Description of the task:
Reproduce each line, exactly, from the one containing "Read this page and output its text content." through the end of the material. Exclude pictures.

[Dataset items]
***
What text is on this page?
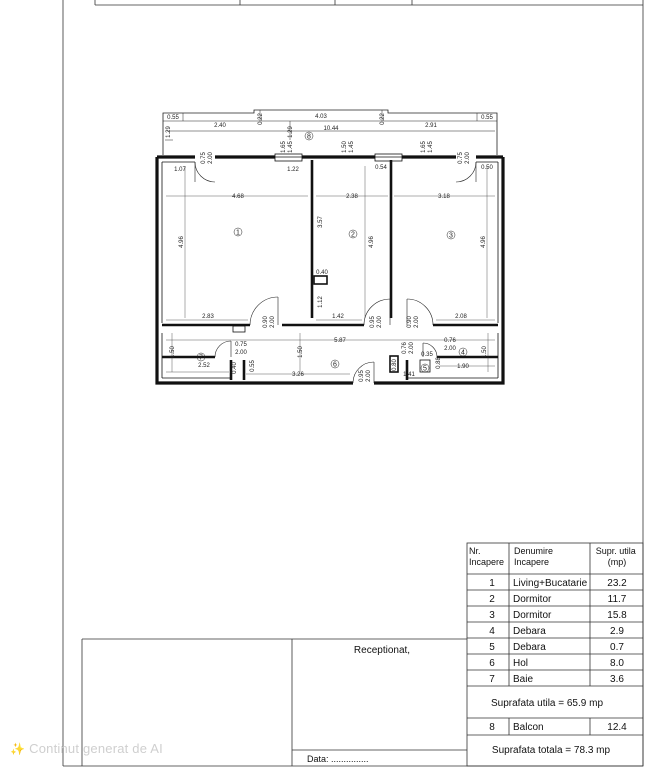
1	2	3
4
5
6
7
8
0.55
2.40
4.03
2.91
0.55
10.44
0.22	0.22
1.29	1.29
0.75 2.00
1.65 1.45	1.50 1.45	1.65 1.45
0.75 2.00
1.07	1.22	0.54	0.50
4.68	2.38	3.18
4.96
3.57
4.96	4.96
0.40
1.12
2.83	1.42	2.08
0.90 2.00	0.95 2.00	0.90 2.00
5.87
0.75
2.00
1.50	1.50
2.52	0.40 0.55
3.26	0.95 2.00
0.76
2.00	1.50
1.90
0.76 2.00
0.35
0.88
0.80
1.41
Receptionat,
Data: ...............
Nr. Incapere
Denumire Incapere
Supr. utila (mp)
1 Living+Bucatarie 23.2
2 Dormitor	11.7
3 Dormitor	15.8
4 Debara	2.9
5 Debara	0.7
6 Hol	8.0
7 Baie	3.6
Suprafata utila = 65.9 mp
8 Balcon	12.4
Suprafata totala = 78.3 mp
✨ Continut generat de AI
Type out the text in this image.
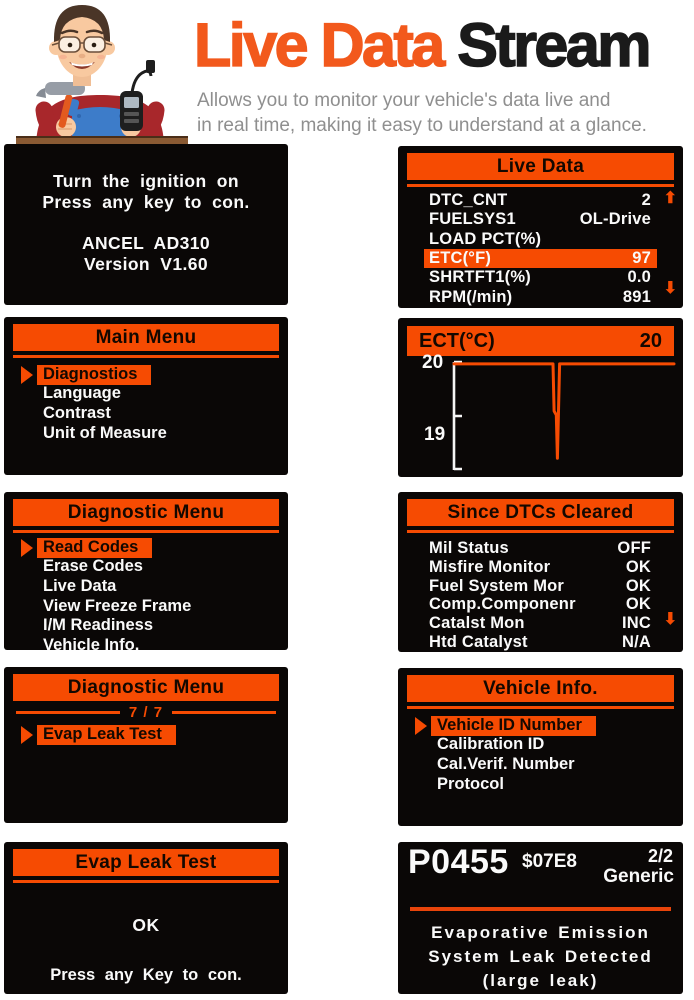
Live Data Stream
Allows you to monitor your vehicle's data live and
in real time, making it easy to understand at a glance.
Turn the ignition on
Press any key to con.
ANCEL AD310
Version V1.60
Live Data
DTC_CNT	2
FUELSYS1	OL-Drive
LOAD PCT(%)
ETC(°F)	97
SHRTFT1(%)	0.0
RPM(/min)	891
⬆
⬇
Main Menu
Diagnostios
Language
Contrast
Unit of Measure
ECT(°C)	20
20
19
Diagnostic Menu
Read Codes
Erase Codes
Live Data
View Freeze Frame
I/M Readiness
Vehicle Info.
Since DTCs Cleared
Mil Status	OFF
Misfire Monitor	OK
Fuel System Mor	OK
Comp.Componenr	OK
Catalst Mon	INC
Htd Catalyst	N/A
⬇
Diagnostic Menu
7 / 7
Evap Leak Test
Vehicle Info.
Vehicle ID Number
Calibration ID
Cal.Verif. Number
Protocol
Evap Leak Test
OK
Press any Key to con.
P0455 $07E8	2/2
Generic
Evaporative Emission
System Leak Detected
(large leak)
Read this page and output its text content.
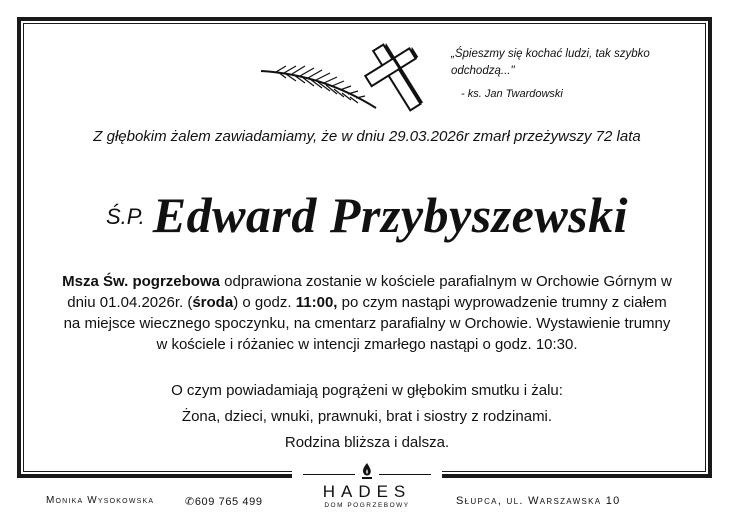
„Śpieszmy się kochać ludzi, tak szybko
odchodzą..."
- ks. Jan Twardowski
Z głębokim żalem zawiadamiamy, że w dniu 29.03.2026r zmarł przeżywszy 72 lata
Ś.P. Edward Przybyszewski
Msza Św. pogrzebowa odprawiona zostanie w kościele parafialnym w Orchowie Górnym w dniu 01.04.2026r. (środa) o godz. 11:00, po czym nastąpi wyprowadzenie trumny z ciałem na miejsce wiecznego spoczynku, na cmentarz parafialny w Orchowie. Wystawienie trumny w kościele i różaniec w intencji zmarłego nastąpi o godz. 10:30.
O czym powiadamiają pogrążeni w głębokim smutku i żalu:
Żona, dzieci, wnuki, prawnuki, brat i siostry z rodzinami.
Rodzina bliższa i dalsza.
HADES
DOM POGRZEBOWY
Monika Wysokowska	✆609 765 499	Słupca, ul. Warszawska 10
***
Full solution:
Read this page and output its text content.
„Śpieszmy się kochać ludzi, tak szybko
odchodzą..."
- ks. Jan Twardowski
Z głębokim żalem zawiadamiamy, że w dniu 29.03.2026r zmarł przeżywszy 72 lata
Ś.P. Edward Przybyszewski
Msza Św. pogrzebowa odprawiona zostanie w kościele parafialnym w Orchowie Górnym w dniu 01.04.2026r. (środa) o godz. 11:00, po czym nastąpi wyprowadzenie trumny z ciałem na miejsce wiecznego spoczynku, na cmentarz parafialny w Orchowie. Wystawienie trumny w kościele i różaniec w intencji zmarłego nastąpi o godz. 10:30.
O czym powiadamiają pogrążeni w głębokim smutku i żalu:
Żona, dzieci, wnuki, prawnuki, brat i siostry z rodzinami.
Rodzina bliższa i dalsza.
HADES
DOM POGRZEBOWY
Monika Wysokowska	✆609 765 499	Słupca, ul. Warszawska 10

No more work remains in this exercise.